[Stored records]
╭──

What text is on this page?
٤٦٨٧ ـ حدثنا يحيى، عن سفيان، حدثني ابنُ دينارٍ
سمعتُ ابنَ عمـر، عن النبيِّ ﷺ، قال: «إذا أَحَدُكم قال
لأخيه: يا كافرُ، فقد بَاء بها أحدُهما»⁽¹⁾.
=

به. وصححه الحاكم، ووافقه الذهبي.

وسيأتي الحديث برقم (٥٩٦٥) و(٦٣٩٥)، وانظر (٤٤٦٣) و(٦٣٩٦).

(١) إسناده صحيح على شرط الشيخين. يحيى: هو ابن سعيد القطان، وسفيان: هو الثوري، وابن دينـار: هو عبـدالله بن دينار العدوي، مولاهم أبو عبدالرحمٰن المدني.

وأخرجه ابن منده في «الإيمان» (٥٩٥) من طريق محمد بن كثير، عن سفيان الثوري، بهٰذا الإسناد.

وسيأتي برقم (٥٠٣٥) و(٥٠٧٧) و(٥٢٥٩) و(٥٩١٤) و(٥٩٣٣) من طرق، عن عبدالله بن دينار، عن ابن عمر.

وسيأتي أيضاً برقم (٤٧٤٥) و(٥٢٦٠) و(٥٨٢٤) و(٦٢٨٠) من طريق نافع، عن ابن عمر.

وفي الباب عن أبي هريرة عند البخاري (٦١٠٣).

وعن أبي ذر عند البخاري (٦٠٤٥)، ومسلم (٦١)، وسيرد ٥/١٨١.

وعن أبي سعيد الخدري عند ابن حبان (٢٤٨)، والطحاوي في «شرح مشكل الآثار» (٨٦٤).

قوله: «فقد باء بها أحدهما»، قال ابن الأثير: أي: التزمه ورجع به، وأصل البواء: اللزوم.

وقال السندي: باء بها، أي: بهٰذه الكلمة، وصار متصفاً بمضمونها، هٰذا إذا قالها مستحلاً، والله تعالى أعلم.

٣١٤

╰──

● STATED EXERCISE:
Every entry above should be retyped exactly as shown.

● FINAL ANSWER:
What text is on this page?
٤٦٨٧ ـ حدثنا يحيى، عن سفيان، حدثني ابنُ دينارٍ
سمعتُ ابنَ عمـر، عن النبيِّ ﷺ، قال: «إذا أَحَدُكم قال
لأخيه: يا كافرُ، فقد بَاء بها أحدُهما»⁽¹⁾.
=

به. وصححه الحاكم، ووافقه الذهبي.

وسيأتي الحديث برقم (٥٩٦٥) و(٦٣٩٥)، وانظر (٤٤٦٣) و(٦٣٩٦).

(١) إسناده صحيح على شرط الشيخين. يحيى: هو ابن سعيد القطان، وسفيان: هو الثوري، وابن دينـار: هو عبـدالله بن دينار العدوي، مولاهم أبو عبدالرحمٰن المدني.

وأخرجه ابن منده في «الإيمان» (٥٩٥) من طريق محمد بن كثير، عن سفيان الثوري، بهٰذا الإسناد.

وسيأتي برقم (٥٠٣٥) و(٥٠٧٧) و(٥٢٥٩) و(٥٩١٤) و(٥٩٣٣) من طرق، عن عبدالله بن دينار، عن ابن عمر.

وسيأتي أيضاً برقم (٤٧٤٥) و(٥٢٦٠) و(٥٨٢٤) و(٦٢٨٠) من طريق نافع، عن ابن عمر.

وفي الباب عن أبي هريرة عند البخاري (٦١٠٣).

وعن أبي ذر عند البخاري (٦٠٤٥)، ومسلم (٦١)، وسيرد ٥/١٨١.

وعن أبي سعيد الخدري عند ابن حبان (٢٤٨)، والطحاوي في «شرح مشكل الآثار» (٨٦٤).

قوله: «فقد باء بها أحدهما»، قال ابن الأثير: أي: التزمه ورجع به، وأصل البواء: اللزوم.

وقال السندي: باء بها، أي: بهٰذه الكلمة، وصار متصفاً بمضمونها، هٰذا إذا قالها مستحلاً، والله تعالى أعلم.

٣١٤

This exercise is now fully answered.